Request
Reproduce every line of the material below without any change, but leave out the pictures.

(Element and region listings)

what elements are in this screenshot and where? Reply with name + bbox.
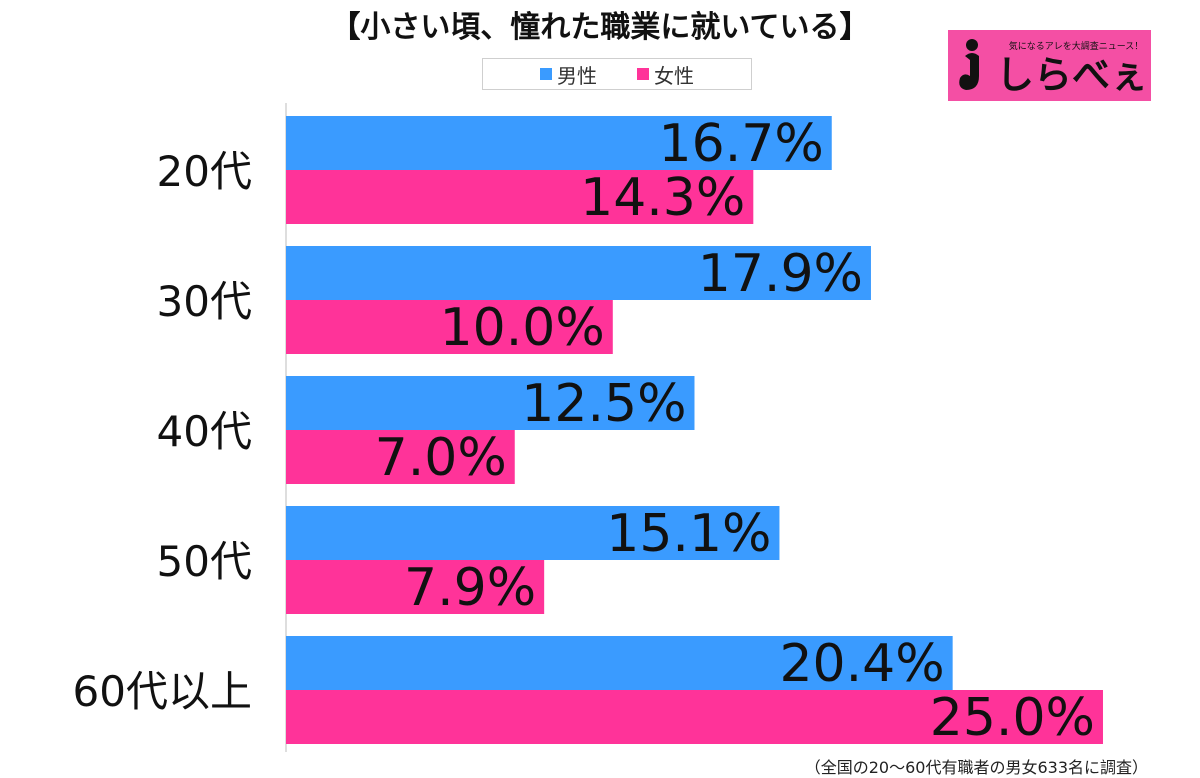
legend-item-female: 女性 (637, 60, 694, 89)
bar-female (286, 560, 545, 614)
logo-text: しらべぇ (996, 53, 1148, 97)
category-label: 40代 (157, 407, 252, 456)
data-label-male: 20.4% (779, 634, 944, 694)
data-label-female: 10.0% (440, 298, 605, 358)
logo-tagline: 気になるアレを大調査ニュース！ (1009, 40, 1144, 52)
data-label-female: 25.0% (930, 688, 1095, 748)
bar-male (286, 246, 871, 300)
bars-group: 20代 16.7%14.3% 30代 17.9% 10.0% 40代 12.5%7.0% 50… (73, 114, 1103, 748)
bar-female (286, 690, 1103, 744)
bar-male (286, 636, 953, 690)
data-label-male: 17.9% (698, 244, 863, 304)
legend-item-male: 男性 (540, 60, 597, 89)
data-label-female: 14.3% (580, 168, 745, 228)
bar-male (286, 376, 695, 430)
logo: 気になるアレを大調査ニュース！ しらべぇ (948, 30, 1151, 101)
chart-title: 【小さい頃、憧れた職業に就いている】 (330, 10, 870, 45)
data-label-male: 16.7% (659, 114, 824, 174)
legend-label-male: 男性 (557, 63, 597, 88)
bar-male (286, 506, 780, 560)
bar-female (286, 430, 515, 484)
data-label-female: 7.9% (404, 558, 536, 618)
bar-male (286, 116, 832, 170)
logo-background (948, 30, 1151, 101)
logo-i-icon (959, 39, 979, 90)
legend-label-female: 女性 (654, 63, 694, 88)
legend: 男性 女性 (482, 58, 752, 90)
data-label-male: 12.5% (521, 374, 686, 434)
category-label: 20代 (157, 147, 252, 196)
bar-female (286, 170, 754, 224)
category-label: 30代 (157, 277, 252, 326)
data-label-male: 15.1% (606, 504, 771, 564)
data-label-female: 7.0% (375, 428, 507, 488)
legend-swatch-female (637, 68, 649, 80)
bar-female (286, 300, 613, 354)
legend-swatch-male (540, 68, 552, 80)
footnote: （全国の20～60代有職者の男女633名に調査） (804, 758, 1148, 777)
category-label: 50代 (157, 537, 252, 586)
category-label: 60代以上 (73, 667, 252, 716)
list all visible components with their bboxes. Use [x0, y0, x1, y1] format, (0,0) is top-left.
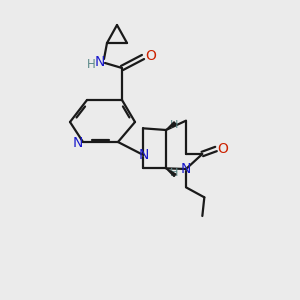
Polygon shape: [166, 122, 176, 130]
Text: O: O: [146, 49, 156, 63]
Text: N: N: [73, 136, 83, 150]
Text: N: N: [138, 148, 148, 162]
Text: H: H: [87, 58, 95, 70]
Text: N: N: [95, 55, 105, 69]
Text: N: N: [181, 162, 191, 176]
Polygon shape: [166, 168, 176, 176]
Text: H: H: [170, 120, 178, 130]
Text: H: H: [170, 168, 178, 178]
Text: O: O: [218, 142, 228, 156]
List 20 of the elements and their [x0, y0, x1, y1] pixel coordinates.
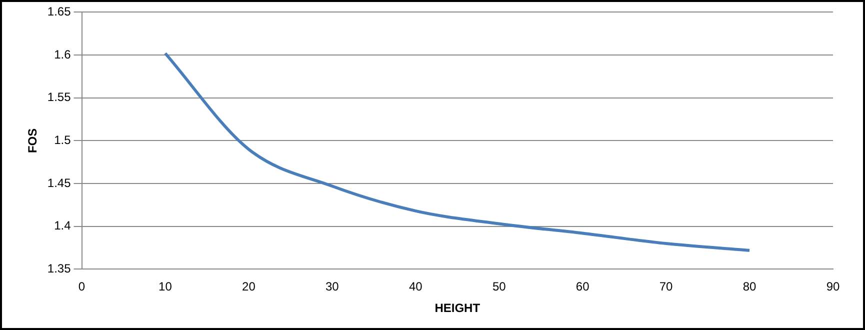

Written solution
what elements are in this screenshot and where? Reply with name + bbox.
legend-item-female: 女性 (637, 60, 694, 89)
bar-female (286, 560, 545, 614)
logo-text: しらべぇ (996, 53, 1148, 97)
category-label: 40代 (157, 407, 252, 456)
data-label-male: 20.4% (779, 634, 944, 694)
data-label-female: 10.0% (440, 298, 605, 358)
logo-tagline: 気になるアレを大調査ニュース！ (1009, 40, 1144, 52)
data-label-female: 25.0% (930, 688, 1095, 748)
bar-male (286, 246, 871, 300)
bars-group: 20代 16.7%14.3% 30代 17.9% 10.0% 40代 12.5%7.0% 50… (73, 114, 1103, 748)
bar-female (286, 690, 1103, 744)
bar-male (286, 636, 953, 690)
data-label-male: 17.9% (698, 244, 863, 304)
legend-item-male: 男性 (540, 60, 597, 89)
data-label-female: 14.3% (580, 168, 745, 228)
bar-male (286, 376, 695, 430)
logo: 気になるアレを大調査ニュース！ しらべぇ (948, 30, 1151, 101)
chart-title: 【小さい頃、憧れた職業に就いている】 (330, 10, 870, 45)
data-label-male: 16.7% (659, 114, 824, 174)
legend-label-male: 男性 (557, 63, 597, 88)
bar-male (286, 506, 780, 560)
bar-female (286, 430, 515, 484)
data-label-female: 7.9% (404, 558, 536, 618)
bar-male (286, 116, 832, 170)
logo-background (948, 30, 1151, 101)
logo-i-icon (959, 39, 979, 90)
legend-label-female: 女性 (654, 63, 694, 88)
legend: 男性 女性 (482, 58, 752, 90)
data-label-male: 12.5% (521, 374, 686, 434)
category-label: 20代 (157, 147, 252, 196)
bar-female (286, 170, 754, 224)
category-label: 30代 (157, 277, 252, 326)
data-label-male: 15.1% (606, 504, 771, 564)
data-label-female: 7.0% (375, 428, 507, 488)
legend-swatch-female (637, 68, 649, 80)
bar-female (286, 300, 613, 354)
legend-swatch-male (540, 68, 552, 80)
footnote: （全国の20～60代有職者の男女633名に調査） (804, 758, 1148, 777)
category-label: 50代 (157, 537, 252, 586)
category-label: 60代以上 (73, 667, 252, 716)
list all visible components with their bboxes. Use [x0, y0, x1, y1] format, (0,0) is top-left.
Polygon shape: [166, 122, 176, 130]
Text: O: O: [146, 49, 156, 63]
Text: N: N: [73, 136, 83, 150]
Text: N: N: [138, 148, 148, 162]
Text: H: H: [87, 58, 95, 70]
Text: N: N: [95, 55, 105, 69]
Text: N: N: [181, 162, 191, 176]
Polygon shape: [166, 168, 176, 176]
Text: H: H: [170, 120, 178, 130]
Text: H: H: [170, 168, 178, 178]
Text: O: O: [218, 142, 228, 156]
List 20 of the elements and their [x0, y0, x1, y1] pixel coordinates.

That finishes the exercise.